*** DOCUMENT SECTION ***
Furthermore, two input electrodes were capacitively coupled to gate electrodes 103 and 104, and an analog voltage was expressed by the ratio thereof; however, the number of input electrodes capacitively coupled to the gate electrodes may be set to a freely selected number, and by applying appropriate potentials to these input electrodes, it is possible to express a freely selected analog voltage, and it is also possible to obtain the absolute value of the difference between input signals.

As described above, in the circuit of the present invention, the inputs are switched, an analog voltage is expressed by the capacitive coupling ratio of the input terminals capacitively coupled with the gate electrodes, and switching elements 113 and 115 are attached to gate electrodes 103 and 104, and gate electrodes 103 and 104 are ultimately set to the ground potential and placed in an electrically floating state, and thereby, it is possible to obtain differences with respect to inputted data, and it is possible to select the largest results among these differences, so that a circuit is realized which is capable of obtaining the absolute value of the difference between inputted data in a highly accurate manner in real time.

Currently, in order to conduct data processing in which the difference is obtained between inputted data expressed in analog values and only the largest value among the results is selected in this manner, it is first necessary to subject the analog data to A/D conversion, and then to conduct an extremely large number of 4-rules operations by means of a computer, so that it is impossible to produce a result in real time. However, by using the semiconductor arithmetic circuit of this invention, it is possible to realize this using the simple circuitry shown in FIG. 1, and it is moreover possible to conduct operations at high speed. Accordingly, the present invention is extremely important in that it realizes something which was heretofore unrealizable.

(Embodiment 2)

FIG. 3 is a circuit diagram showing a second embodiment.

References 301 and 302 indicate PMOS transistors, while references 303 and 304 indicate gate electrodes formed from, for example, N+ polysilicon; gate electrode 303 controls the ON and OFF state of PMOS transistor 301, while gate electrode 304 controls the ON and OFF state of PMOS transistor 302.
*** LISTED RECORDS ***
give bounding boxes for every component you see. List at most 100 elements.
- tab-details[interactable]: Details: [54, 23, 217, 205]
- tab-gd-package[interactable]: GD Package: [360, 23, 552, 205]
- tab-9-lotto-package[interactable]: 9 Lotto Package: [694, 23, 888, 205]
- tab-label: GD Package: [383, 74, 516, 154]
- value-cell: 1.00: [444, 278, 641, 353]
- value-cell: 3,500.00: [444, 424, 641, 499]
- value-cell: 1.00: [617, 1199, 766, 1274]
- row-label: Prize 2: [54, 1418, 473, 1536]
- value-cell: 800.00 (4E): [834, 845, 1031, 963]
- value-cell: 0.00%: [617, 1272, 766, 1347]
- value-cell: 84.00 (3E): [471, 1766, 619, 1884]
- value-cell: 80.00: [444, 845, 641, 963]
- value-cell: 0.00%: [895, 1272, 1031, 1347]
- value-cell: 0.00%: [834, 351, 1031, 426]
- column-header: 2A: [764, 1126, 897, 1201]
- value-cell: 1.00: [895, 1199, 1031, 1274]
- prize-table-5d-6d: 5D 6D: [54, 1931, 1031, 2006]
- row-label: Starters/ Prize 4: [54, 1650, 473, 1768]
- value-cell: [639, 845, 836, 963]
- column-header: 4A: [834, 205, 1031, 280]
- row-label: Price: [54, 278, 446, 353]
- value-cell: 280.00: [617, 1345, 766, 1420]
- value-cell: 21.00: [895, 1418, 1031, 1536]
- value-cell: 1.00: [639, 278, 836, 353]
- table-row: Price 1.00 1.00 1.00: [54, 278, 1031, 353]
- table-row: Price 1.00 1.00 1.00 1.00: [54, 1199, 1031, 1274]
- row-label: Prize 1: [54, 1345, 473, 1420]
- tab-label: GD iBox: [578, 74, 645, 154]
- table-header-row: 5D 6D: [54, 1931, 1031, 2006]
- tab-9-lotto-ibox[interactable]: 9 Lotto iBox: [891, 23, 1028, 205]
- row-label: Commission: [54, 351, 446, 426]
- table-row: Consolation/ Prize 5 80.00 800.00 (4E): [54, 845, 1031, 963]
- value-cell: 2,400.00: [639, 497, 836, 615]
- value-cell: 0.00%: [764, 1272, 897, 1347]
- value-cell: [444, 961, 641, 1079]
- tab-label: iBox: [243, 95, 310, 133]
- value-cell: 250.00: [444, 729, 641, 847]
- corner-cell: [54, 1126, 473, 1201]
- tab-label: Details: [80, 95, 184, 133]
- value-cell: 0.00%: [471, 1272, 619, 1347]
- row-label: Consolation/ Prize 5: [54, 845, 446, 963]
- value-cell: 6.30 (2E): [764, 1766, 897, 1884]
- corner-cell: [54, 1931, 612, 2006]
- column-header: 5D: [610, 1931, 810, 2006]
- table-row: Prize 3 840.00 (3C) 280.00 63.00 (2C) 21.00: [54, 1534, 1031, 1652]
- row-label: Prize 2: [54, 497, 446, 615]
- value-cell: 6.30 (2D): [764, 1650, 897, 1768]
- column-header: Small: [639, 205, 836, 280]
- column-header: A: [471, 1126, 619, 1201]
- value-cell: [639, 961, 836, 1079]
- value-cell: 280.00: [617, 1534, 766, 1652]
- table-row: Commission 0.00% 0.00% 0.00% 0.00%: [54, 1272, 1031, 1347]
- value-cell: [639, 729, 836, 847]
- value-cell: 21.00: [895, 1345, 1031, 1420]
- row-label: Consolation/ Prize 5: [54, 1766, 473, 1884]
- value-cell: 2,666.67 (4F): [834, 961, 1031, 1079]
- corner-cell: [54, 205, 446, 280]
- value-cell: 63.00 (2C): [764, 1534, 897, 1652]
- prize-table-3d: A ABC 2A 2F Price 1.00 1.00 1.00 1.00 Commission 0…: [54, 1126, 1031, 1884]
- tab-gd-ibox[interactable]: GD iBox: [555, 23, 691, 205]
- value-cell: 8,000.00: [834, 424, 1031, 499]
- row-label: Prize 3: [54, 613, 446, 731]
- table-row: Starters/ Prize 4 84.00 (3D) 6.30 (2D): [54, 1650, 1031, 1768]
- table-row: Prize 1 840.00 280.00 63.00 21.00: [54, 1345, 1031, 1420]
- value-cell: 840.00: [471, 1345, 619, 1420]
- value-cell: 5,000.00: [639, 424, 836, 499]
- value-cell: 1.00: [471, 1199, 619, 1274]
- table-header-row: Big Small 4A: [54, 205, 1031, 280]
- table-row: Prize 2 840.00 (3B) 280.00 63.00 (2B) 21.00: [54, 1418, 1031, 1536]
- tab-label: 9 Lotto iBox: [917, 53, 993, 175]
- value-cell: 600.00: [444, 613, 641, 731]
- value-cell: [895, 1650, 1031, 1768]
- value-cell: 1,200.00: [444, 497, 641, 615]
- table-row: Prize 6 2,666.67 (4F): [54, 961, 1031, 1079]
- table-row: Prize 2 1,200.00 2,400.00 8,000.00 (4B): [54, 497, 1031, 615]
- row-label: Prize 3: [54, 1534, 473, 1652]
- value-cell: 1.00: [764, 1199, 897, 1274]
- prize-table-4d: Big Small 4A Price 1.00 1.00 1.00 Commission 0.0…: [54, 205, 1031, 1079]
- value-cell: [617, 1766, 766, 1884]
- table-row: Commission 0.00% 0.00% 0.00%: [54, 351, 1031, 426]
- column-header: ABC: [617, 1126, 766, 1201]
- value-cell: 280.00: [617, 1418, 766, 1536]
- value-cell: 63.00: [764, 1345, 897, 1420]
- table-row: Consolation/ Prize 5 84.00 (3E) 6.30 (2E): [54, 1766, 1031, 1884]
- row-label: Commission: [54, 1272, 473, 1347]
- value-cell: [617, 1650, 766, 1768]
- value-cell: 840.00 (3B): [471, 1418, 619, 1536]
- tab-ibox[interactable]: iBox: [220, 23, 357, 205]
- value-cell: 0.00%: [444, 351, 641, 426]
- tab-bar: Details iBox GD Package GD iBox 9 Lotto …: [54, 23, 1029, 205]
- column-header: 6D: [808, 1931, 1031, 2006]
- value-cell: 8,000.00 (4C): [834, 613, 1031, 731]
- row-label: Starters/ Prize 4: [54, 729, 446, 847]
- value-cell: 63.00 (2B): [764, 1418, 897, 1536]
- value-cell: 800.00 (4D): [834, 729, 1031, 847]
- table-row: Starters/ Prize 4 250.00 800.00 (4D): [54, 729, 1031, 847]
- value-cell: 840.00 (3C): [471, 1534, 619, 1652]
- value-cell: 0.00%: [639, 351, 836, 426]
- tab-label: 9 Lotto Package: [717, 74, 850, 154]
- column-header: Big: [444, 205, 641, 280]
***
[REQUIREMENTS]
**A.** Revise the patent excerpt on the arithmetic circuit from "Currently, in order" to "(Embodiment 2)", changing "A/D conversion" to "analog-to-digital conversion".
**B.** Write what comes next in the patent excerpt on the arithmetic circuit, picking up after its last sentence.
The entries have nothing to do with the patent excerpt.

[OUTPUTS]
**A.**
Currently, in order to conduct data processing in which the difference is obtained between inputted data expressed in analog values and only the largest value among the results is selected in this manner, it is first necessary to subject the analog data to analog-to-digital conversion, and then to conduct an extremely large number of 4-rules operations by means of a computer, so that it is impossible to produce a result in real time. However, by using the semiconductor arithmetic circuit of this invention, it is possible to realize this using the simple circuitry shown in FIG. 1, and it is moreover possible to conduct operations at high speed. Accordingly, the present invention is extremely important in that it realizes something which was heretofore unrealizable.

(Embodiment 2)

**B.**
The drains 305 and 306 of PMOS transistors 301 and 302 are connected to one another, and these are connected to a signal line 308 of, here, 5V, via, for example, NMOS switch 307 as a switching element. On the other hand, the source electrodes 309 and 310 of PMOS transistors 301 and 302 are connected to one another, and these are connected to a ground potential 312 of, here, 0V, using PMOS 311 as a switching element. The gate electrode 303 of PMOS 301 is connected to a ground potential 314 of, here, 0V, using, for example, PMOS transistor 313 as a switching element, and by means of using PMOS transistor 313 as a switching element, it is possible to set the gate electrode 303 to a predetermined potential, and additionally, by means of placing PMOS transistor 313 in an OFF state, it is possible to make this electrically floating.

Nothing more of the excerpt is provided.